___ DATA FOR PROCESSING

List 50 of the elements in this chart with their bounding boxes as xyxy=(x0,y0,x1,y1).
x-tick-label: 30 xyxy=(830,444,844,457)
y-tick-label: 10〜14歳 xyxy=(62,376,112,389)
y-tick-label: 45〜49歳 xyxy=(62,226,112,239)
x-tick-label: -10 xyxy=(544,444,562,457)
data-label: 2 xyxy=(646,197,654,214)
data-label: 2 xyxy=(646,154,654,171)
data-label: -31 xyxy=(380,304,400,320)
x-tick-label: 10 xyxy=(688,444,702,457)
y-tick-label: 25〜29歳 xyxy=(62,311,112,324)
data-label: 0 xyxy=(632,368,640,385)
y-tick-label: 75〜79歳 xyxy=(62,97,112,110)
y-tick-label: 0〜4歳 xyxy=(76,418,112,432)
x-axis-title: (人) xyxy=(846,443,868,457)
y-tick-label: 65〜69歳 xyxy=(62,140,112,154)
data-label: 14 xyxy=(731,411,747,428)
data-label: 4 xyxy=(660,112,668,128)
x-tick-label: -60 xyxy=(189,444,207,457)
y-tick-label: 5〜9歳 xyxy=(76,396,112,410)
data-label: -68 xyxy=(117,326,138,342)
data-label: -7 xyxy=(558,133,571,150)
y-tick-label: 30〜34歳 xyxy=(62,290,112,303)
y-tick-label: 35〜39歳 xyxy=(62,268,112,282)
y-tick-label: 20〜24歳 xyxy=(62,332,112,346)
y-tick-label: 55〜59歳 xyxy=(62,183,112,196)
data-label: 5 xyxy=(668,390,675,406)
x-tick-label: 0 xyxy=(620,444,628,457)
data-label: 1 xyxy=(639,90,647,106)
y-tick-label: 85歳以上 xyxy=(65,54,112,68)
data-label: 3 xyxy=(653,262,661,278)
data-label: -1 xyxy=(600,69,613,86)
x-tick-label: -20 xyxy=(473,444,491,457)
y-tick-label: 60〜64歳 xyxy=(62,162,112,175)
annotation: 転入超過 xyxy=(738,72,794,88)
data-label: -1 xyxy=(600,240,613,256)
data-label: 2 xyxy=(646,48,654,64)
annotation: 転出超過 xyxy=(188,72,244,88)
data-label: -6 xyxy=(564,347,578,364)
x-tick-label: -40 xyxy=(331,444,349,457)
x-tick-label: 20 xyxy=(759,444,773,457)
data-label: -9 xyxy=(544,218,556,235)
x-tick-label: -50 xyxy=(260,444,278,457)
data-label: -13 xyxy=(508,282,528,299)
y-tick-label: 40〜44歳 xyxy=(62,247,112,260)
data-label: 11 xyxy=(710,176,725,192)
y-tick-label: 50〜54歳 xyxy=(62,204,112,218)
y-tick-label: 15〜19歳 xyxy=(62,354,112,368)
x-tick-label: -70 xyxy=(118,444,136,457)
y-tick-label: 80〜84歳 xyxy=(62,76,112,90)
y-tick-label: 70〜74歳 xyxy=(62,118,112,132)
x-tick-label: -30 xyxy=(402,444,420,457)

______

Print every entry above again, word for word and character for character.

List 50 of the elements in this chart with their bounding boxes as xyxy=(x0,y0,x1,y1).
x-tick-label: 30 xyxy=(830,444,844,457)
y-tick-label: 10〜14歳 xyxy=(62,376,112,389)
y-tick-label: 45〜49歳 xyxy=(62,226,112,239)
x-tick-label: -10 xyxy=(544,444,562,457)
data-label: 2 xyxy=(646,197,654,214)
data-label: 2 xyxy=(646,154,654,171)
data-label: -31 xyxy=(380,304,400,320)
x-tick-label: 10 xyxy=(688,444,702,457)
y-tick-label: 25〜29歳 xyxy=(62,311,112,324)
data-label: 0 xyxy=(632,368,640,385)
y-tick-label: 75〜79歳 xyxy=(62,97,112,110)
y-tick-label: 0〜4歳 xyxy=(76,418,112,432)
x-axis-title: (人) xyxy=(846,443,868,457)
y-tick-label: 65〜69歳 xyxy=(62,140,112,154)
data-label: 14 xyxy=(731,411,747,428)
data-label: 4 xyxy=(660,112,668,128)
x-tick-label: -60 xyxy=(189,444,207,457)
y-tick-label: 5〜9歳 xyxy=(76,396,112,410)
data-label: -68 xyxy=(117,326,138,342)
data-label: -7 xyxy=(558,133,571,150)
y-tick-label: 30〜34歳 xyxy=(62,290,112,303)
y-tick-label: 35〜39歳 xyxy=(62,268,112,282)
y-tick-label: 20〜24歳 xyxy=(62,332,112,346)
y-tick-label: 55〜59歳 xyxy=(62,183,112,196)
data-label: 5 xyxy=(668,390,675,406)
x-tick-label: 0 xyxy=(620,444,628,457)
data-label: 1 xyxy=(639,90,647,106)
y-tick-label: 85歳以上 xyxy=(65,54,112,68)
data-label: 3 xyxy=(653,262,661,278)
data-label: -1 xyxy=(600,69,613,86)
x-tick-label: -20 xyxy=(473,444,491,457)
y-tick-label: 60〜64歳 xyxy=(62,162,112,175)
annotation: 転入超過 xyxy=(738,72,794,88)
data-label: -1 xyxy=(600,240,613,256)
data-label: 2 xyxy=(646,48,654,64)
annotation: 転出超過 xyxy=(188,72,244,88)
data-label: -6 xyxy=(564,347,578,364)
x-tick-label: -40 xyxy=(331,444,349,457)
x-tick-label: 20 xyxy=(759,444,773,457)
data-label: -9 xyxy=(544,218,556,235)
x-tick-label: -50 xyxy=(260,444,278,457)
data-label: -13 xyxy=(508,282,528,299)
y-tick-label: 40〜44歳 xyxy=(62,247,112,260)
data-label: 11 xyxy=(710,176,725,192)
y-tick-label: 50〜54歳 xyxy=(62,204,112,218)
y-tick-label: 15〜19歳 xyxy=(62,354,112,368)
x-tick-label: -70 xyxy=(118,444,136,457)
y-tick-label: 80〜84歳 xyxy=(62,76,112,90)
y-tick-label: 70〜74歳 xyxy=(62,118,112,132)
x-tick-label: -30 xyxy=(402,444,420,457)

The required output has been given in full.